**What you will do**
Can you reproduce every one of the lines below word for word, without changing a single character?

**Input for this task**

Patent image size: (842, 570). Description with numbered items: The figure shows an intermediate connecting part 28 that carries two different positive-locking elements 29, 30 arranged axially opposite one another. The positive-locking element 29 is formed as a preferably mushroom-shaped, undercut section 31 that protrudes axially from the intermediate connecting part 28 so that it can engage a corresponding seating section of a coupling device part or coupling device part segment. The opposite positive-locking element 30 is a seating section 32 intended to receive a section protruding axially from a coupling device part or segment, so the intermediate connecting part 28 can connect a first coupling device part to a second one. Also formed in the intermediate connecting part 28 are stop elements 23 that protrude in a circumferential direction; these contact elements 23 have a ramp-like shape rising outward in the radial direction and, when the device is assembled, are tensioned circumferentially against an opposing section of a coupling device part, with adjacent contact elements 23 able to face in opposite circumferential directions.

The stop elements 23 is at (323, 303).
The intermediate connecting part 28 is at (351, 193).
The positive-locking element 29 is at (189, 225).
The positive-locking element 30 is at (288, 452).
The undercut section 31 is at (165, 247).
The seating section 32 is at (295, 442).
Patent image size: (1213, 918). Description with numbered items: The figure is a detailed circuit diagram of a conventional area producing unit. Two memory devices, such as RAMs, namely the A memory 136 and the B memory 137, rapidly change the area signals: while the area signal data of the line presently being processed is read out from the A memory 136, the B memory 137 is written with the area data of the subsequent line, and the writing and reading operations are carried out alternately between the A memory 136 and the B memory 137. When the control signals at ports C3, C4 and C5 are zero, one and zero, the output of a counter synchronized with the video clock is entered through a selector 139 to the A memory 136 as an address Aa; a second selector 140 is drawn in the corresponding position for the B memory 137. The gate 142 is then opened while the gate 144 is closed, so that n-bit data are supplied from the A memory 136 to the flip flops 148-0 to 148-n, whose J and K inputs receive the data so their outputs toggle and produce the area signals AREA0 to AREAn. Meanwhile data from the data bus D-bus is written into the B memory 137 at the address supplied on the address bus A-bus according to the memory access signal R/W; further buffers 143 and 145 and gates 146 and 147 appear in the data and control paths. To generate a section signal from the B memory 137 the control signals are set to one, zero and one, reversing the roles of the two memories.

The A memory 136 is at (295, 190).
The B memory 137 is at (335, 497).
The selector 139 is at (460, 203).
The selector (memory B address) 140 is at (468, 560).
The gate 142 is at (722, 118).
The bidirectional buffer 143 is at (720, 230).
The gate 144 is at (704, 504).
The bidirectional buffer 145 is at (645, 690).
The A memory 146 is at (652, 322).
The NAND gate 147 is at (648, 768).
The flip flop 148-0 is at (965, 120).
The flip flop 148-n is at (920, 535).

**Response to this exercise**
Patent image size: (842, 570). Description with numbered items: The figure shows an intermediate connecting part 28 that carries two different positive-locking elements 29, 30 arranged axially opposite one another. The positive-locking element 29 is formed as a preferably mushroom-shaped, undercut section 31 that protrudes axially from the intermediate connecting part 28 so that it can engage a corresponding seating section of a coupling device part or coupling device part segment. The opposite positive-locking element 30 is a seating section 32 intended to receive a section protruding axially from a coupling device part or segment, so the intermediate connecting part 28 can connect a first coupling device part to a second one. Also formed in the intermediate connecting part 28 are stop elements 23 that protrude in a circumferential direction; these contact elements 23 have a ramp-like shape rising outward in the radial direction and, when the device is assembled, are tensioned circumferentially against an opposing section of a coupling device part, with adjacent contact elements 23 able to face in opposite circumferential directions.

The stop elements 23 is at (323, 303).
The intermediate connecting part 28 is at (351, 193).
The positive-locking element 29 is at (189, 225).
The positive-locking element 30 is at (288, 452).
The undercut section 31 is at (165, 247).
The seating section 32 is at (295, 442).
Patent image size: (1213, 918). Description with numbered items: The figure is a detailed circuit diagram of a conventional area producing unit. Two memory devices, such as RAMs, namely the A memory 136 and the B memory 137, rapidly change the area signals: while the area signal data of the line presently being processed is read out from the A memory 136, the B memory 137 is written with the area data of the subsequent line, and the writing and reading operations are carried out alternately between the A memory 136 and the B memory 137. When the control signals at ports C3, C4 and C5 are zero, one and zero, the output of a counter synchronized with the video clock is entered through a selector 139 to the A memory 136 as an address Aa; a second selector 140 is drawn in the corresponding position for the B memory 137. The gate 142 is then opened while the gate 144 is closed, so that n-bit data are supplied from the A memory 136 to the flip flops 148-0 to 148-n, whose J and K inputs receive the data so their outputs toggle and produce the area signals AREA0 to AREAn. Meanwhile data from the data bus D-bus is written into the B memory 137 at the address supplied on the address bus A-bus according to the memory access signal R/W; further buffers 143 and 145 and gates 146 and 147 appear in the data and control paths. To generate a section signal from the B memory 137 the control signals are set to one, zero and one, reversing the roles of the two memories.

The A memory 136 is at (295, 190).
The B memory 137 is at (335, 497).
The selector 139 is at (460, 203).
The selector (memory B address) 140 is at (468, 560).
The gate 142 is at (722, 118).
The bidirectional buffer 143 is at (720, 230).
The gate 144 is at (704, 504).
The bidirectional buffer 145 is at (645, 690).
The A memory 146 is at (652, 322).
The NAND gate 147 is at (648, 768).
The flip flop 148-0 is at (965, 120).
The flip flop 148-n is at (920, 535).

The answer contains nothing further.